● **Information supplied**
..............................
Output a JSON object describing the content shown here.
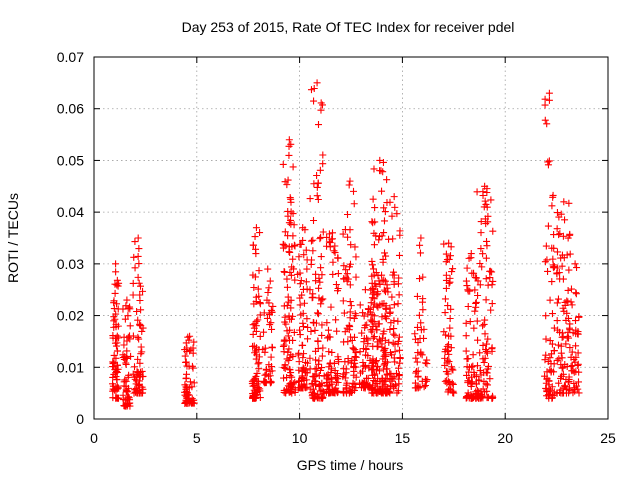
{
  "chart_data": {
    "type": "scatter",
    "title": "Day 253 of 2015, Rate Of TEC Index for receiver pdel",
    "xlabel": "GPS time / hours",
    "ylabel": "ROTI / TECUs",
    "xlim": [
      0,
      25
    ],
    "ylim": [
      0,
      0.07
    ],
    "x_ticks": [
      "0",
      "5",
      "10",
      "15",
      "20",
      "25"
    ],
    "y_ticks": [
      "0",
      "0.01",
      "0.02",
      "0.03",
      "0.04",
      "0.05",
      "0.06",
      "0.07"
    ],
    "grid": true,
    "marker": "+",
    "color": "#ff0000",
    "clusters": [
      {
        "x": [
          0.9,
          1.2
        ],
        "y": [
          0.004,
          0.03
        ],
        "n": 70
      },
      {
        "x": [
          1.4,
          1.8
        ],
        "y": [
          0.0025,
          0.023
        ],
        "n": 55
      },
      {
        "x": [
          1.9,
          2.4
        ],
        "y": [
          0.005,
          0.035
        ],
        "n": 70
      },
      {
        "x": [
          4.4,
          4.9
        ],
        "y": [
          0.003,
          0.016
        ],
        "n": 60
      },
      {
        "x": [
          7.7,
          8.1
        ],
        "y": [
          0.004,
          0.037
        ],
        "n": 80
      },
      {
        "x": [
          8.2,
          8.7
        ],
        "y": [
          0.007,
          0.029
        ],
        "n": 45
      },
      {
        "x": [
          9.2,
          9.8
        ],
        "y": [
          0.005,
          0.054
        ],
        "n": 110
      },
      {
        "x": [
          9.9,
          10.4
        ],
        "y": [
          0.006,
          0.037
        ],
        "n": 70
      },
      {
        "x": [
          10.5,
          11.2
        ],
        "y": [
          0.004,
          0.065
        ],
        "n": 110
      },
      {
        "x": [
          11.3,
          11.9
        ],
        "y": [
          0.005,
          0.036
        ],
        "n": 80
      },
      {
        "x": [
          12.1,
          12.8
        ],
        "y": [
          0.005,
          0.046
        ],
        "n": 90
      },
      {
        "x": [
          12.9,
          13.5
        ],
        "y": [
          0.006,
          0.025
        ],
        "n": 60
      },
      {
        "x": [
          13.5,
          14.3
        ],
        "y": [
          0.005,
          0.05
        ],
        "n": 180
      },
      {
        "x": [
          14.3,
          14.9
        ],
        "y": [
          0.005,
          0.043
        ],
        "n": 70
      },
      {
        "x": [
          15.6,
          16.2
        ],
        "y": [
          0.006,
          0.035
        ],
        "n": 45
      },
      {
        "x": [
          17.0,
          17.5
        ],
        "y": [
          0.005,
          0.034
        ],
        "n": 60
      },
      {
        "x": [
          18.1,
          18.6
        ],
        "y": [
          0.004,
          0.032
        ],
        "n": 70
      },
      {
        "x": [
          18.6,
          19.4
        ],
        "y": [
          0.004,
          0.045
        ],
        "n": 100
      },
      {
        "x": [
          21.9,
          22.4
        ],
        "y": [
          0.004,
          0.063
        ],
        "n": 70
      },
      {
        "x": [
          22.5,
          23.2
        ],
        "y": [
          0.005,
          0.042
        ],
        "n": 90
      },
      {
        "x": [
          23.2,
          23.6
        ],
        "y": [
          0.005,
          0.03
        ],
        "n": 40
      }
    ]
  }
}
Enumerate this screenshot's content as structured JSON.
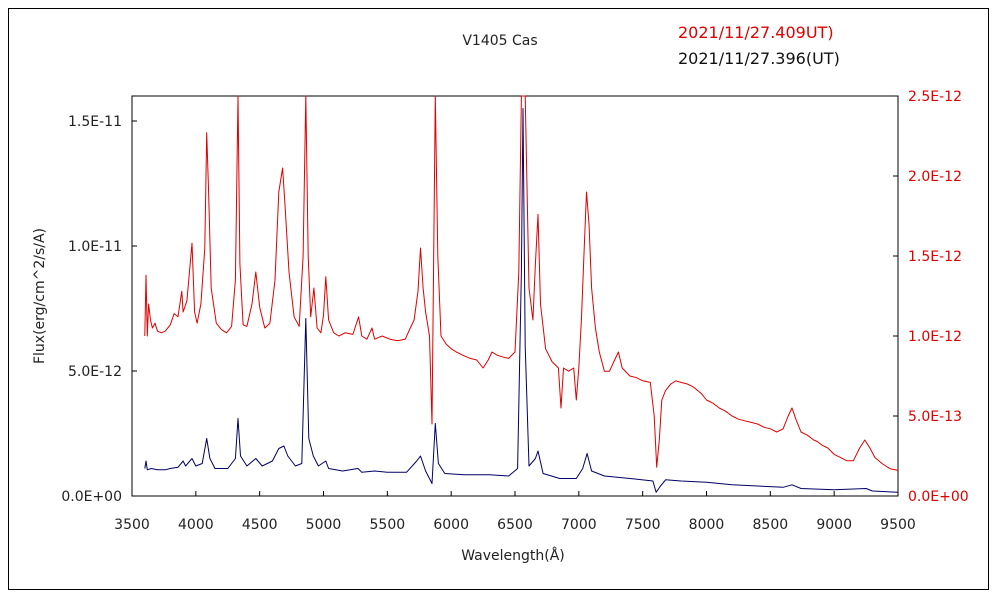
{
  "chart_data": {
    "type": "line",
    "title": "V1405 Cas",
    "xlabel": "Wavelength(Å)",
    "ylabel": "Flux(erg/cm^2/s/A)",
    "xlim": [
      3500,
      9500
    ],
    "ylim_left": [
      0,
      1.6e-11
    ],
    "ylim_right": [
      0,
      2.5e-12
    ],
    "x_ticks": [
      "3500",
      "4000",
      "4500",
      "5000",
      "5500",
      "6000",
      "6500",
      "7000",
      "7500",
      "8000",
      "8500",
      "9000",
      "9500"
    ],
    "y_left_ticks": [
      {
        "value": 0,
        "label": "0.0E+00"
      },
      {
        "value": 5e-12,
        "label": "5.0E-12"
      },
      {
        "value": 1e-11,
        "label": "1.0E-11"
      },
      {
        "value": 1.5e-11,
        "label": "1.5E-11"
      }
    ],
    "y_right_ticks": [
      {
        "value": 0,
        "label": "0.0E+00"
      },
      {
        "value": 5e-13,
        "label": "5.0E-13"
      },
      {
        "value": 1e-12,
        "label": "1.0E-12"
      },
      {
        "value": 1.5e-12,
        "label": "1.5E-12"
      },
      {
        "value": 2e-12,
        "label": "2.0E-12"
      },
      {
        "value": 2.5e-12,
        "label": "2.5E-12"
      }
    ],
    "grid": false,
    "legend_position": "top-right",
    "series": [
      {
        "name": "2021/11/27.409UT)",
        "axis": "right",
        "color": "#e00000",
        "points": [
          [
            3600,
            1e-12
          ],
          [
            3610,
            1.38e-12
          ],
          [
            3620,
            1e-12
          ],
          [
            3630,
            1.2e-12
          ],
          [
            3645,
            1.1e-12
          ],
          [
            3660,
            1.05e-12
          ],
          [
            3680,
            1.08e-12
          ],
          [
            3700,
            1.03e-12
          ],
          [
            3730,
            1.02e-12
          ],
          [
            3760,
            1.03e-12
          ],
          [
            3800,
            1.07e-12
          ],
          [
            3830,
            1.14e-12
          ],
          [
            3860,
            1.12e-12
          ],
          [
            3890,
            1.28e-12
          ],
          [
            3900,
            1.15e-12
          ],
          [
            3930,
            1.22e-12
          ],
          [
            3970,
            1.58e-12
          ],
          [
            3990,
            1.15e-12
          ],
          [
            4010,
            1.08e-12
          ],
          [
            4040,
            1.2e-12
          ],
          [
            4070,
            1.55e-12
          ],
          [
            4085,
            2.27e-12
          ],
          [
            4100,
            1.9e-12
          ],
          [
            4120,
            1.3e-12
          ],
          [
            4160,
            1.08e-12
          ],
          [
            4200,
            1.04e-12
          ],
          [
            4240,
            1.02e-12
          ],
          [
            4280,
            1.06e-12
          ],
          [
            4310,
            1.35e-12
          ],
          [
            4330,
            2.5e-12
          ],
          [
            4345,
            1.45e-12
          ],
          [
            4370,
            1.07e-12
          ],
          [
            4400,
            1.06e-12
          ],
          [
            4440,
            1.2e-12
          ],
          [
            4470,
            1.4e-12
          ],
          [
            4500,
            1.18e-12
          ],
          [
            4540,
            1.05e-12
          ],
          [
            4580,
            1.08e-12
          ],
          [
            4620,
            1.35e-12
          ],
          [
            4650,
            1.9e-12
          ],
          [
            4680,
            2.05e-12
          ],
          [
            4700,
            1.8e-12
          ],
          [
            4730,
            1.4e-12
          ],
          [
            4770,
            1.12e-12
          ],
          [
            4810,
            1.06e-12
          ],
          [
            4840,
            1.5e-12
          ],
          [
            4861,
            2.5e-12
          ],
          [
            4880,
            1.5e-12
          ],
          [
            4900,
            1.12e-12
          ],
          [
            4925,
            1.3e-12
          ],
          [
            4950,
            1.05e-12
          ],
          [
            4980,
            1.02e-12
          ],
          [
            5000,
            1.13e-12
          ],
          [
            5018,
            1.37e-12
          ],
          [
            5040,
            1.1e-12
          ],
          [
            5080,
            1.02e-12
          ],
          [
            5120,
            1e-12
          ],
          [
            5170,
            1.02e-12
          ],
          [
            5230,
            1.01e-12
          ],
          [
            5275,
            1.12e-12
          ],
          [
            5300,
            1e-12
          ],
          [
            5340,
            9.8e-13
          ],
          [
            5380,
            1.05e-12
          ],
          [
            5400,
            9.8e-13
          ],
          [
            5460,
            1e-12
          ],
          [
            5520,
            9.8e-13
          ],
          [
            5580,
            9.7e-13
          ],
          [
            5640,
            9.8e-13
          ],
          [
            5680,
            1.05e-12
          ],
          [
            5710,
            1.1e-12
          ],
          [
            5740,
            1.28e-12
          ],
          [
            5760,
            1.55e-12
          ],
          [
            5780,
            1.3e-12
          ],
          [
            5800,
            1.15e-12
          ],
          [
            5830,
            1e-12
          ],
          [
            5850,
            4.5e-13
          ],
          [
            5876,
            2.5e-12
          ],
          [
            5895,
            1.5e-12
          ],
          [
            5920,
            1e-12
          ],
          [
            5960,
            9.5e-13
          ],
          [
            6000,
            9.2e-13
          ],
          [
            6040,
            9e-13
          ],
          [
            6090,
            8.8e-13
          ],
          [
            6150,
            8.6e-13
          ],
          [
            6200,
            8.5e-13
          ],
          [
            6250,
            8e-13
          ],
          [
            6290,
            8.5e-13
          ],
          [
            6320,
            9e-13
          ],
          [
            6360,
            8.8e-13
          ],
          [
            6400,
            8.7e-13
          ],
          [
            6450,
            8.6e-13
          ],
          [
            6500,
            9e-13
          ],
          [
            6530,
            1.4e-12
          ],
          [
            6550,
            2.5e-12
          ],
          [
            6580,
            2.5e-12
          ],
          [
            6610,
            1.3e-12
          ],
          [
            6640,
            1.1e-12
          ],
          [
            6660,
            1.45e-12
          ],
          [
            6680,
            1.76e-12
          ],
          [
            6700,
            1.2e-12
          ],
          [
            6740,
            9.2e-13
          ],
          [
            6790,
            8.4e-13
          ],
          [
            6840,
            8e-13
          ],
          [
            6860,
            5.5e-13
          ],
          [
            6880,
            8e-13
          ],
          [
            6920,
            7.8e-13
          ],
          [
            6960,
            8e-13
          ],
          [
            6980,
            6e-13
          ],
          [
            7000,
            8e-13
          ],
          [
            7020,
            1.1e-12
          ],
          [
            7040,
            1.5e-12
          ],
          [
            7060,
            1.9e-12
          ],
          [
            7080,
            1.7e-12
          ],
          [
            7100,
            1.3e-12
          ],
          [
            7130,
            1.05e-12
          ],
          [
            7160,
            9e-13
          ],
          [
            7200,
            7.8e-13
          ],
          [
            7240,
            7.8e-13
          ],
          [
            7280,
            8.5e-13
          ],
          [
            7310,
            9e-13
          ],
          [
            7340,
            8e-13
          ],
          [
            7400,
            7.5e-13
          ],
          [
            7450,
            7.4e-13
          ],
          [
            7500,
            7.2e-13
          ],
          [
            7560,
            7.1e-13
          ],
          [
            7590,
            5e-13
          ],
          [
            7610,
            1.8e-13
          ],
          [
            7630,
            3.5e-13
          ],
          [
            7650,
            6e-13
          ],
          [
            7680,
            6.6e-13
          ],
          [
            7720,
            7e-13
          ],
          [
            7760,
            7.2e-13
          ],
          [
            7800,
            7.1e-13
          ],
          [
            7850,
            7e-13
          ],
          [
            7900,
            6.8e-13
          ],
          [
            7960,
            6.4e-13
          ],
          [
            8000,
            6e-13
          ],
          [
            8050,
            5.8e-13
          ],
          [
            8100,
            5.5e-13
          ],
          [
            8150,
            5.3e-13
          ],
          [
            8200,
            5e-13
          ],
          [
            8250,
            4.8e-13
          ],
          [
            8300,
            4.7e-13
          ],
          [
            8350,
            4.6e-13
          ],
          [
            8400,
            4.5e-13
          ],
          [
            8450,
            4.3e-13
          ],
          [
            8500,
            4.2e-13
          ],
          [
            8550,
            4e-13
          ],
          [
            8600,
            4.2e-13
          ],
          [
            8640,
            5e-13
          ],
          [
            8670,
            5.5e-13
          ],
          [
            8700,
            4.8e-13
          ],
          [
            8740,
            4e-13
          ],
          [
            8790,
            3.8e-13
          ],
          [
            8840,
            3.5e-13
          ],
          [
            8870,
            3.4e-13
          ],
          [
            8900,
            3.2e-13
          ],
          [
            8950,
            3e-13
          ],
          [
            9000,
            2.6e-13
          ],
          [
            9050,
            2.4e-13
          ],
          [
            9100,
            2.2e-13
          ],
          [
            9150,
            2.2e-13
          ],
          [
            9200,
            3e-13
          ],
          [
            9240,
            3.5e-13
          ],
          [
            9280,
            3e-13
          ],
          [
            9320,
            2.4e-13
          ],
          [
            9380,
            2e-13
          ],
          [
            9440,
            1.7e-13
          ],
          [
            9500,
            1.6e-13
          ]
        ]
      },
      {
        "name": "2021/11/27.396(UT)",
        "axis": "left",
        "color": "#000066",
        "points": [
          [
            3600,
            1.1e-12
          ],
          [
            3610,
            1.4e-12
          ],
          [
            3620,
            1.05e-12
          ],
          [
            3650,
            1.1e-12
          ],
          [
            3700,
            1.05e-12
          ],
          [
            3760,
            1.05e-12
          ],
          [
            3800,
            1.1e-12
          ],
          [
            3860,
            1.15e-12
          ],
          [
            3900,
            1.4e-12
          ],
          [
            3920,
            1.2e-12
          ],
          [
            3970,
            1.5e-12
          ],
          [
            4000,
            1.2e-12
          ],
          [
            4050,
            1.3e-12
          ],
          [
            4085,
            2.3e-12
          ],
          [
            4110,
            1.5e-12
          ],
          [
            4150,
            1.1e-12
          ],
          [
            4250,
            1.1e-12
          ],
          [
            4310,
            1.5e-12
          ],
          [
            4330,
            3.1e-12
          ],
          [
            4350,
            1.6e-12
          ],
          [
            4400,
            1.2e-12
          ],
          [
            4470,
            1.5e-12
          ],
          [
            4520,
            1.2e-12
          ],
          [
            4600,
            1.4e-12
          ],
          [
            4650,
            1.9e-12
          ],
          [
            4690,
            2e-12
          ],
          [
            4720,
            1.6e-12
          ],
          [
            4780,
            1.2e-12
          ],
          [
            4830,
            1.3e-12
          ],
          [
            4861,
            7.1e-12
          ],
          [
            4885,
            2.3e-12
          ],
          [
            4920,
            1.6e-12
          ],
          [
            4960,
            1.2e-12
          ],
          [
            5018,
            1.4e-12
          ],
          [
            5040,
            1.1e-12
          ],
          [
            5150,
            1e-12
          ],
          [
            5270,
            1.1e-12
          ],
          [
            5300,
            9.5e-13
          ],
          [
            5400,
            1e-12
          ],
          [
            5500,
            9.5e-13
          ],
          [
            5650,
            9.5e-13
          ],
          [
            5730,
            1.4e-12
          ],
          [
            5760,
            1.6e-12
          ],
          [
            5800,
            1e-12
          ],
          [
            5850,
            5e-13
          ],
          [
            5876,
            2.9e-12
          ],
          [
            5900,
            1.3e-12
          ],
          [
            5950,
            9e-13
          ],
          [
            6100,
            8.5e-13
          ],
          [
            6300,
            8.5e-13
          ],
          [
            6450,
            8e-13
          ],
          [
            6520,
            1.1e-12
          ],
          [
            6550,
            9e-12
          ],
          [
            6563,
            1.55e-11
          ],
          [
            6580,
            6e-12
          ],
          [
            6610,
            1.2e-12
          ],
          [
            6660,
            1.5e-12
          ],
          [
            6680,
            1.8e-12
          ],
          [
            6720,
            9e-13
          ],
          [
            6850,
            7e-13
          ],
          [
            6980,
            7e-13
          ],
          [
            7030,
            1.1e-12
          ],
          [
            7065,
            1.7e-12
          ],
          [
            7100,
            1e-12
          ],
          [
            7200,
            8e-13
          ],
          [
            7400,
            7e-13
          ],
          [
            7580,
            6e-13
          ],
          [
            7605,
            1.5e-13
          ],
          [
            7640,
            4e-13
          ],
          [
            7680,
            6.5e-13
          ],
          [
            7800,
            6e-13
          ],
          [
            8000,
            5.5e-13
          ],
          [
            8200,
            4.5e-13
          ],
          [
            8400,
            4e-13
          ],
          [
            8600,
            3.5e-13
          ],
          [
            8670,
            4.5e-13
          ],
          [
            8740,
            3e-13
          ],
          [
            9000,
            2.5e-13
          ],
          [
            9250,
            3e-13
          ],
          [
            9300,
            2e-13
          ],
          [
            9500,
            1.5e-13
          ]
        ]
      }
    ]
  }
}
..............................
● **Do this**
Identify every line above with the string "JSON" in it. Copy those lines.

● **Expected answer**
Output a JSON object describing the content shown here.
Enumerate this screenshot's content as structured JSON.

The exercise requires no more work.